• [Stated problem]
Extract each line containing the string "Velocità".

++++ Source records ++++

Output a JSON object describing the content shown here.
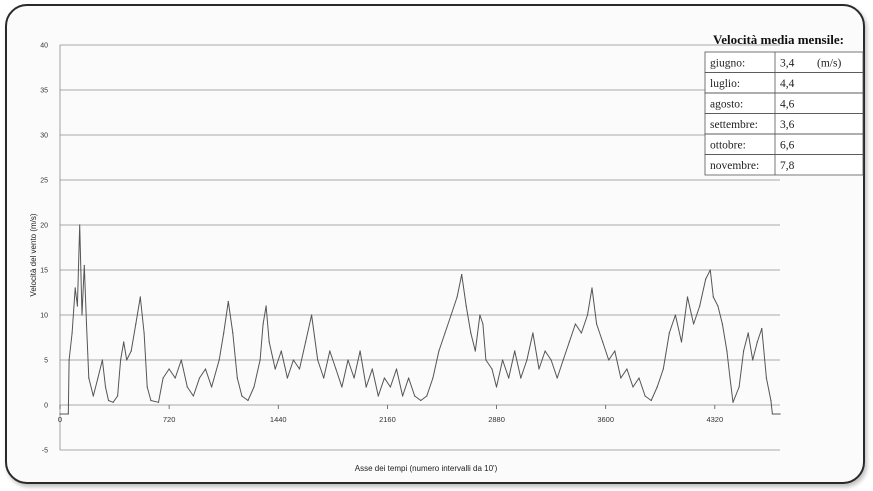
{
  "chart_data": {
    "type": "line",
    "xlabel": "Asse dei tempi (numero intervalli da 10')",
    "ylabel": "Velocità del vento (m/s)",
    "xlim": [
      0,
      4750
    ],
    "ylim": [
      -5,
      40
    ],
    "x_ticks": [
      0,
      720,
      1440,
      2160,
      2880,
      3600,
      4320
    ],
    "y_ticks": [
      -5,
      0,
      5,
      10,
      15,
      20,
      25,
      30,
      35,
      40
    ],
    "grid": true,
    "series": [
      {
        "color": "#555555",
        "points": [
          [
            0,
            -1
          ],
          [
            55,
            -1
          ],
          [
            60,
            5
          ],
          [
            80,
            8
          ],
          [
            100,
            13
          ],
          [
            115,
            11
          ],
          [
            130,
            20
          ],
          [
            145,
            10
          ],
          [
            160,
            15.5
          ],
          [
            175,
            9
          ],
          [
            190,
            3
          ],
          [
            220,
            1
          ],
          [
            250,
            3
          ],
          [
            280,
            5
          ],
          [
            300,
            2
          ],
          [
            320,
            0.5
          ],
          [
            350,
            0.3
          ],
          [
            380,
            1
          ],
          [
            400,
            5
          ],
          [
            420,
            7
          ],
          [
            440,
            5
          ],
          [
            470,
            6
          ],
          [
            500,
            9
          ],
          [
            530,
            12
          ],
          [
            555,
            8
          ],
          [
            575,
            2
          ],
          [
            600,
            0.5
          ],
          [
            650,
            0.3
          ],
          [
            680,
            3
          ],
          [
            720,
            4
          ],
          [
            760,
            3
          ],
          [
            800,
            5
          ],
          [
            840,
            2
          ],
          [
            880,
            1
          ],
          [
            920,
            3
          ],
          [
            960,
            4
          ],
          [
            1000,
            2
          ],
          [
            1050,
            5
          ],
          [
            1080,
            8
          ],
          [
            1110,
            11.5
          ],
          [
            1140,
            8
          ],
          [
            1170,
            3
          ],
          [
            1200,
            1
          ],
          [
            1240,
            0.5
          ],
          [
            1280,
            2
          ],
          [
            1320,
            5
          ],
          [
            1340,
            9
          ],
          [
            1360,
            11
          ],
          [
            1380,
            7
          ],
          [
            1420,
            4
          ],
          [
            1460,
            6
          ],
          [
            1500,
            3
          ],
          [
            1540,
            5
          ],
          [
            1580,
            4
          ],
          [
            1620,
            7
          ],
          [
            1660,
            10
          ],
          [
            1700,
            5
          ],
          [
            1740,
            3
          ],
          [
            1780,
            6
          ],
          [
            1820,
            4
          ],
          [
            1860,
            2
          ],
          [
            1900,
            5
          ],
          [
            1940,
            3
          ],
          [
            1980,
            6
          ],
          [
            2020,
            2
          ],
          [
            2060,
            4
          ],
          [
            2100,
            1
          ],
          [
            2140,
            3
          ],
          [
            2180,
            2
          ],
          [
            2220,
            4
          ],
          [
            2260,
            1
          ],
          [
            2300,
            3
          ],
          [
            2340,
            1
          ],
          [
            2380,
            0.5
          ],
          [
            2420,
            1
          ],
          [
            2460,
            3
          ],
          [
            2500,
            6
          ],
          [
            2540,
            8
          ],
          [
            2580,
            10
          ],
          [
            2620,
            12
          ],
          [
            2650,
            14.5
          ],
          [
            2680,
            11
          ],
          [
            2710,
            8
          ],
          [
            2740,
            6
          ],
          [
            2770,
            10
          ],
          [
            2790,
            9
          ],
          [
            2810,
            5
          ],
          [
            2850,
            4
          ],
          [
            2880,
            2
          ],
          [
            2920,
            5
          ],
          [
            2960,
            3
          ],
          [
            3000,
            6
          ],
          [
            3040,
            3
          ],
          [
            3080,
            5
          ],
          [
            3120,
            8
          ],
          [
            3160,
            4
          ],
          [
            3200,
            6
          ],
          [
            3240,
            5
          ],
          [
            3280,
            3
          ],
          [
            3320,
            5
          ],
          [
            3360,
            7
          ],
          [
            3400,
            9
          ],
          [
            3440,
            8
          ],
          [
            3480,
            10
          ],
          [
            3510,
            13
          ],
          [
            3540,
            9
          ],
          [
            3580,
            7
          ],
          [
            3620,
            5
          ],
          [
            3660,
            6
          ],
          [
            3700,
            3
          ],
          [
            3740,
            4
          ],
          [
            3780,
            2
          ],
          [
            3820,
            3
          ],
          [
            3860,
            1
          ],
          [
            3900,
            0.5
          ],
          [
            3940,
            2
          ],
          [
            3980,
            4
          ],
          [
            4020,
            8
          ],
          [
            4060,
            10
          ],
          [
            4100,
            7
          ],
          [
            4140,
            12
          ],
          [
            4180,
            9
          ],
          [
            4220,
            11
          ],
          [
            4260,
            14
          ],
          [
            4290,
            15
          ],
          [
            4310,
            12
          ],
          [
            4340,
            11
          ],
          [
            4370,
            9
          ],
          [
            4400,
            6
          ],
          [
            4420,
            3
          ],
          [
            4440,
            0.3
          ],
          [
            4480,
            2
          ],
          [
            4510,
            6
          ],
          [
            4540,
            8
          ],
          [
            4570,
            5
          ],
          [
            4600,
            7
          ],
          [
            4630,
            8.5
          ],
          [
            4660,
            3
          ],
          [
            4690,
            0.5
          ],
          [
            4700,
            -1
          ],
          [
            4750,
            -1
          ]
        ]
      }
    ]
  },
  "table": {
    "title": "Velocità media mensile:",
    "unit": "(m/s)",
    "rows": [
      {
        "month": "giugno:",
        "value": "3,4"
      },
      {
        "month": "luglio:",
        "value": "4,4"
      },
      {
        "month": "agosto:",
        "value": "4,6"
      },
      {
        "month": "settembre:",
        "value": "3,6"
      },
      {
        "month": "ottobre:",
        "value": "6,6"
      },
      {
        "month": "novembre:",
        "value": "7,8"
      }
    ]
  },
  "colors": {
    "frame": "#2a2a2a",
    "grid": "#8c8c8c",
    "line": "#555555",
    "background": "#fbfbfb"
  }
}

++++

• [Task response]
    "ylabel": "Velocità del vento (m/s)",
    "title": "Velocità media mensile:",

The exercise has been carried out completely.